**Data**
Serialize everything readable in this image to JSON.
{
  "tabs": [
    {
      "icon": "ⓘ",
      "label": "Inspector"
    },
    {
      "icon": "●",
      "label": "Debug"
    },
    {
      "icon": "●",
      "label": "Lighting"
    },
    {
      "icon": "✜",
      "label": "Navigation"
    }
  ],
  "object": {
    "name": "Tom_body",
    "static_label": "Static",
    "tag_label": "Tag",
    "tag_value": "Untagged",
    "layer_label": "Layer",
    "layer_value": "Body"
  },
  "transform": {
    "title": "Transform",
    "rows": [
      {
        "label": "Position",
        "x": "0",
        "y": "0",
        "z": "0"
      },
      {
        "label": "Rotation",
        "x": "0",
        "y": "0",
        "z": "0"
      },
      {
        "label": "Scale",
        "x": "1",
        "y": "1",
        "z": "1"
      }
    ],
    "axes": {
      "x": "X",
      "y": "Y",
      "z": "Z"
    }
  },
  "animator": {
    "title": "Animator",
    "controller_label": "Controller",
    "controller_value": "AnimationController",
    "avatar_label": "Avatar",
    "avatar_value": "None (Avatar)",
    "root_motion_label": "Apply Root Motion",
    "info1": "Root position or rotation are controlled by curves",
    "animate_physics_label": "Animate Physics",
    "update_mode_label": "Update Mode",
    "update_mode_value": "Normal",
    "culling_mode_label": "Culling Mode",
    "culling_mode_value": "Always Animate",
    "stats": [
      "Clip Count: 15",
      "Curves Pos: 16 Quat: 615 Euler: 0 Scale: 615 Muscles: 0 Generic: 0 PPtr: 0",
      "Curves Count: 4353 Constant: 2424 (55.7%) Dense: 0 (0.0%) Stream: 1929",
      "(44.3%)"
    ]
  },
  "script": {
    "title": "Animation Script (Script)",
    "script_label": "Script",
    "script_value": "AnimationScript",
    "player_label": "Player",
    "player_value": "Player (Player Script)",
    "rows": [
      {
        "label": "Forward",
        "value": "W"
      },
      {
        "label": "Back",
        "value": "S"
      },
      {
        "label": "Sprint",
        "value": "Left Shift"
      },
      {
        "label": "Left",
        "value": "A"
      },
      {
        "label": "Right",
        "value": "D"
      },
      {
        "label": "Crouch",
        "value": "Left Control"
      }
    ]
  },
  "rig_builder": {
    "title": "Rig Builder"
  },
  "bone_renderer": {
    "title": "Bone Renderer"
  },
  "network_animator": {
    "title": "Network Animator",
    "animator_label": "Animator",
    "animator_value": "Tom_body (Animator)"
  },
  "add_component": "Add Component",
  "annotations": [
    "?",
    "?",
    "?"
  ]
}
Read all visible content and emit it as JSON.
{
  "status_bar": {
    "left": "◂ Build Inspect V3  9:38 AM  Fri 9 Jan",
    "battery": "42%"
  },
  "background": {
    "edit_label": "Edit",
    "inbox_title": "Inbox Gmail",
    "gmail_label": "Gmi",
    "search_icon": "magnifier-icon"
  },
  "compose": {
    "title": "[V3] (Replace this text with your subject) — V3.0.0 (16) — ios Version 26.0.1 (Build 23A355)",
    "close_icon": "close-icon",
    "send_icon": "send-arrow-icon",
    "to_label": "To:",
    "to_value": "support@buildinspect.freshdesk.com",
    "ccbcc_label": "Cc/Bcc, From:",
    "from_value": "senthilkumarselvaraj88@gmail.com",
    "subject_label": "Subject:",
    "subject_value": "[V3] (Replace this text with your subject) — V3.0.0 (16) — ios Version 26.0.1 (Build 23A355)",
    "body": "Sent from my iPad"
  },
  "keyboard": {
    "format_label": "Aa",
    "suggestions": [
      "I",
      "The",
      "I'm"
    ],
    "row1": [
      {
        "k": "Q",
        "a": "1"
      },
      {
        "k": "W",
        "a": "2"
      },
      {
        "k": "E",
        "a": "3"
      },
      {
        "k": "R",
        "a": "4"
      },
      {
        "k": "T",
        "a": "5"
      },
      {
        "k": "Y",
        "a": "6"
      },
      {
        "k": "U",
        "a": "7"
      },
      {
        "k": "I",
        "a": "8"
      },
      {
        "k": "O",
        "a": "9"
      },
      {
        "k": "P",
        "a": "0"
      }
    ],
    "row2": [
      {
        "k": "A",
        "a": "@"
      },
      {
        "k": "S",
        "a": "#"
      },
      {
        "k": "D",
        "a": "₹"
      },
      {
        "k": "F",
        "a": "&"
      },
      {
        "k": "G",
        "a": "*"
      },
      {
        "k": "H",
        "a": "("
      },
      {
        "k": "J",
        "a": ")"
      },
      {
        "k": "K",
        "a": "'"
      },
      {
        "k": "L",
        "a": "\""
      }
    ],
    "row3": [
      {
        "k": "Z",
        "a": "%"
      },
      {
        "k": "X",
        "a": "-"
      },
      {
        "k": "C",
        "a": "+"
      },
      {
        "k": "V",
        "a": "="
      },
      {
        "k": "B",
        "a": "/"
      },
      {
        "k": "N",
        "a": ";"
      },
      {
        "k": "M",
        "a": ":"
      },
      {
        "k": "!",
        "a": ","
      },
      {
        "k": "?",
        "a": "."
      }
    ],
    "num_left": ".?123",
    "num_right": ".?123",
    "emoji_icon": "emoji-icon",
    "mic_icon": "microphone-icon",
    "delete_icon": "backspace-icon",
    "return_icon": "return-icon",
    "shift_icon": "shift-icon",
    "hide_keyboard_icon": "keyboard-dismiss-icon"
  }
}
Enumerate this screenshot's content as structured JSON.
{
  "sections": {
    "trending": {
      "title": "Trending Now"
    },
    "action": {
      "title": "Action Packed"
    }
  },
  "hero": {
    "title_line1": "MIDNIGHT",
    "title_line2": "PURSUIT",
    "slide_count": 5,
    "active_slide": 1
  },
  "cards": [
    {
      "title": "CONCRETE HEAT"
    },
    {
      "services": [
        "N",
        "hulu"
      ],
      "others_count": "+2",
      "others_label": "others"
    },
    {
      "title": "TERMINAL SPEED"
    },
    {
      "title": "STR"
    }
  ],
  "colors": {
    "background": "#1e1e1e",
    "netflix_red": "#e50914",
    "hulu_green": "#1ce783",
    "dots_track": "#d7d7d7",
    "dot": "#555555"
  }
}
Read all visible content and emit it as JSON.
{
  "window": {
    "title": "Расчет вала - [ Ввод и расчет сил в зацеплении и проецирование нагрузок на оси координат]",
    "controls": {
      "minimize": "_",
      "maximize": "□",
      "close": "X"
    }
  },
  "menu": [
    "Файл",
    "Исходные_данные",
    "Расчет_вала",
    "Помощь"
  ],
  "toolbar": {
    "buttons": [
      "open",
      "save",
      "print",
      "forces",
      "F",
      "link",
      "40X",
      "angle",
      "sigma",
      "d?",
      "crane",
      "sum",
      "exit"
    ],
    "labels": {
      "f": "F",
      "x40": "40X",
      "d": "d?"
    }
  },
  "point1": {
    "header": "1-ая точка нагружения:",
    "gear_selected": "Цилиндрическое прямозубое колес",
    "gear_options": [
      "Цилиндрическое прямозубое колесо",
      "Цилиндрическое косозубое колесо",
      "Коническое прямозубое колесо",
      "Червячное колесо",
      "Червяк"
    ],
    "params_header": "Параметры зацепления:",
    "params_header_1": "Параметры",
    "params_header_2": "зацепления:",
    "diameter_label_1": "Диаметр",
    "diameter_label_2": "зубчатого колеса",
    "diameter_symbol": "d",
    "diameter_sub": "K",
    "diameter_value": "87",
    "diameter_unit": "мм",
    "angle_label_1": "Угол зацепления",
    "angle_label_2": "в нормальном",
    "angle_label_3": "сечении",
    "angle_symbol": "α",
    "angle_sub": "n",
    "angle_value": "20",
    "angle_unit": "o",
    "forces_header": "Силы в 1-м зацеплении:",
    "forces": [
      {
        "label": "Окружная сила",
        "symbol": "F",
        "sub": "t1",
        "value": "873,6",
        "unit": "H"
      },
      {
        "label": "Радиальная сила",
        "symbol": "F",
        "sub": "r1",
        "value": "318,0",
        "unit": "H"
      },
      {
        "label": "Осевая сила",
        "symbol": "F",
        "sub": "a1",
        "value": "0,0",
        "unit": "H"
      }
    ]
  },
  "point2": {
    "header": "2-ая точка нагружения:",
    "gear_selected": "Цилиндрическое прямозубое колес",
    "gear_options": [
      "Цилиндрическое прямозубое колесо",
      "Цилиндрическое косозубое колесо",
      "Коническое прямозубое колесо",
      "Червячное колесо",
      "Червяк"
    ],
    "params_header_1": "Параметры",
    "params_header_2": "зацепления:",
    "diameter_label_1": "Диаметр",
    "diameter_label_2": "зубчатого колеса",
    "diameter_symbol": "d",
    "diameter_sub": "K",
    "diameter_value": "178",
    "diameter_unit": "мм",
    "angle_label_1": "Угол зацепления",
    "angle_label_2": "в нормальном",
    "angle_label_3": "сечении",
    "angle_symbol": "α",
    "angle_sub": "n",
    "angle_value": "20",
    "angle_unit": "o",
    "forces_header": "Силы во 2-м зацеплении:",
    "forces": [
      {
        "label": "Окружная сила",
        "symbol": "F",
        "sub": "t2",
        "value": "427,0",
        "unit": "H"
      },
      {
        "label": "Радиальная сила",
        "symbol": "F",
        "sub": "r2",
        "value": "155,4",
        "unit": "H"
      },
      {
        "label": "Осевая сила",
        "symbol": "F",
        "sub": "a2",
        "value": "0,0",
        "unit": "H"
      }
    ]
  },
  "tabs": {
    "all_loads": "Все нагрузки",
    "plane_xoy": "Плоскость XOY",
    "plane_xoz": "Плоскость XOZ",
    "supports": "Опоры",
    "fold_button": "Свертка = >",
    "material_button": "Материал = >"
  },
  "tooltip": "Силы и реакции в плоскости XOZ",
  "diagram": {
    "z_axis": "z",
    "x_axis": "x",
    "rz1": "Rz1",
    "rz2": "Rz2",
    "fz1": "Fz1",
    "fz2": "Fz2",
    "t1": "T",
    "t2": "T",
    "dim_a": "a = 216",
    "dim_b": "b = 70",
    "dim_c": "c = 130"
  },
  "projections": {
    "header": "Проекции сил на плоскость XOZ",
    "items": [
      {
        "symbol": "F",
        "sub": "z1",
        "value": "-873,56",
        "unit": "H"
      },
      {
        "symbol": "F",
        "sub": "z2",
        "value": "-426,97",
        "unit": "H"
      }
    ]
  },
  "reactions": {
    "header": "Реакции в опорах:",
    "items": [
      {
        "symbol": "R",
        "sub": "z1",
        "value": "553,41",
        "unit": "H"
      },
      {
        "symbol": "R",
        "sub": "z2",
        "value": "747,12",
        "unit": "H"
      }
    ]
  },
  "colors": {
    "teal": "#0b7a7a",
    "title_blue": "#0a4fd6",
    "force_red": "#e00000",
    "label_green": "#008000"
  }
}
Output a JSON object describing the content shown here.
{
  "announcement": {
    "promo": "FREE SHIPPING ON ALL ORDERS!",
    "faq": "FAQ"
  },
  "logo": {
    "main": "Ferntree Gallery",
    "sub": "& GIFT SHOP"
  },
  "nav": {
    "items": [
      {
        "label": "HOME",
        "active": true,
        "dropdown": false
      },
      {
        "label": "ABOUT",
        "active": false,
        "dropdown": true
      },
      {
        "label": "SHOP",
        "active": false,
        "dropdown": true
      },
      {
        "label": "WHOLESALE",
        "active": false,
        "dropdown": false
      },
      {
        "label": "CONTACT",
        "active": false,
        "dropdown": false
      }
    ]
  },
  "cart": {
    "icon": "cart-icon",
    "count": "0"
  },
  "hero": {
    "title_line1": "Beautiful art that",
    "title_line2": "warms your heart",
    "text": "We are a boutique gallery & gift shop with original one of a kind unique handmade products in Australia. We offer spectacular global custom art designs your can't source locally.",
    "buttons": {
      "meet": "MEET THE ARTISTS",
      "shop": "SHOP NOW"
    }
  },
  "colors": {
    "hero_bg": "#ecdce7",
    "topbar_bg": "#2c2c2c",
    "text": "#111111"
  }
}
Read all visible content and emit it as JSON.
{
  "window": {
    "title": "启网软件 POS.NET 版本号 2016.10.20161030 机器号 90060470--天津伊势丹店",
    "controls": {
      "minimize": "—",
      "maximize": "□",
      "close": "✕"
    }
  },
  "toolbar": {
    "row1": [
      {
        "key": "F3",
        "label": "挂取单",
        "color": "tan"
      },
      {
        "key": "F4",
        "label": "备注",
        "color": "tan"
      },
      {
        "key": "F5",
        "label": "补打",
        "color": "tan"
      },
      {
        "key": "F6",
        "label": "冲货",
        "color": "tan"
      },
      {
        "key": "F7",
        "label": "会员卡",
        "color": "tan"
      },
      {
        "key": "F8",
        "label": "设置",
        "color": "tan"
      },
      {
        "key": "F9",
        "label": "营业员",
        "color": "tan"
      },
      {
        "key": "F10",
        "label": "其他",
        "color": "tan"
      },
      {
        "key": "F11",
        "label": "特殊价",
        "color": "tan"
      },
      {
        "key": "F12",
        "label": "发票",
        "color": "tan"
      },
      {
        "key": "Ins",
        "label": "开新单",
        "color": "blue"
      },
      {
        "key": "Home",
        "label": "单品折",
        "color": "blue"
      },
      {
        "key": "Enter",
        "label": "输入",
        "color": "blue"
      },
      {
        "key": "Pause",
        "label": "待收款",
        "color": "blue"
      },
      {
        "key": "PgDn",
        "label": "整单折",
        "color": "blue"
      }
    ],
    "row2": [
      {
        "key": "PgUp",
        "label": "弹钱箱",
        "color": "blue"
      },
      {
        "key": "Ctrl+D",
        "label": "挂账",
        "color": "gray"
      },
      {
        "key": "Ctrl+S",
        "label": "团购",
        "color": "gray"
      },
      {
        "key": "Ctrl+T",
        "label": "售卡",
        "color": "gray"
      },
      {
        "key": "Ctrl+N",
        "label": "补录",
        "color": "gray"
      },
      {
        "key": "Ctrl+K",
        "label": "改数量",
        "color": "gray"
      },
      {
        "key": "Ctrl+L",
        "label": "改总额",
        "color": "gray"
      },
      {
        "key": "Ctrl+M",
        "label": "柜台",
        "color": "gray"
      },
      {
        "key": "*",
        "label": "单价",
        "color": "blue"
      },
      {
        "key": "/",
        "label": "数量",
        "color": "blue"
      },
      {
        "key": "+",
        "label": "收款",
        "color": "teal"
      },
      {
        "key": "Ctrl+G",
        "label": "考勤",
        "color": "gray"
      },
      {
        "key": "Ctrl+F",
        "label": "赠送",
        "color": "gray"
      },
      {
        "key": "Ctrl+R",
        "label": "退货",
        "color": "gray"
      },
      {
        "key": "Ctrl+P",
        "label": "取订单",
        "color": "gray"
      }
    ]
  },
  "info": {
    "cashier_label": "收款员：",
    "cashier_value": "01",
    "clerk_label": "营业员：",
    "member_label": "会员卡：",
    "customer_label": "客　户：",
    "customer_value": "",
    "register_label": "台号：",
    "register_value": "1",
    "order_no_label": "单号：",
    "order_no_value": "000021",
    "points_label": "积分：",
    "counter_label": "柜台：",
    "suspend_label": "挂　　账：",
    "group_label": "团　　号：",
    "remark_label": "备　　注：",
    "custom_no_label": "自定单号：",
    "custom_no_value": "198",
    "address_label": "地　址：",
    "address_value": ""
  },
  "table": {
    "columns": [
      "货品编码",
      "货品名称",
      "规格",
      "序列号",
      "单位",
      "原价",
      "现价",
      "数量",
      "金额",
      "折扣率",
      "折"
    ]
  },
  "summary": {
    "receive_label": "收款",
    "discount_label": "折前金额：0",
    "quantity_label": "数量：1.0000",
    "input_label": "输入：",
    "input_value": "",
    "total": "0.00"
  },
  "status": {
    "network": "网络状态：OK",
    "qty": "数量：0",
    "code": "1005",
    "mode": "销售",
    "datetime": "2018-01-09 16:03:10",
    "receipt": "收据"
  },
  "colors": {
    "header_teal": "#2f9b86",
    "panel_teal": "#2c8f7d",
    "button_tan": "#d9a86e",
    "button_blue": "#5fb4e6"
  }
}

**The request**
Copy in full each line that holds the word "your".

**Full solution**
    "title": "[V3] (Replace this text with your subject) — V3.0.0 (16) — ios Version 26.0.1 (Build 23A355)",
    "subject_value": "[V3] (Replace this text with your subject) — V3.0.0 (16) — ios Version 26.0.1 (Build 23A355)",
    "title_line2": "warms your heart",
    "text": "We are a boutique gallery & gift shop with original one of a kind unique handmade products in Australia. We offer spectacular global custom art designs your can't source locally.",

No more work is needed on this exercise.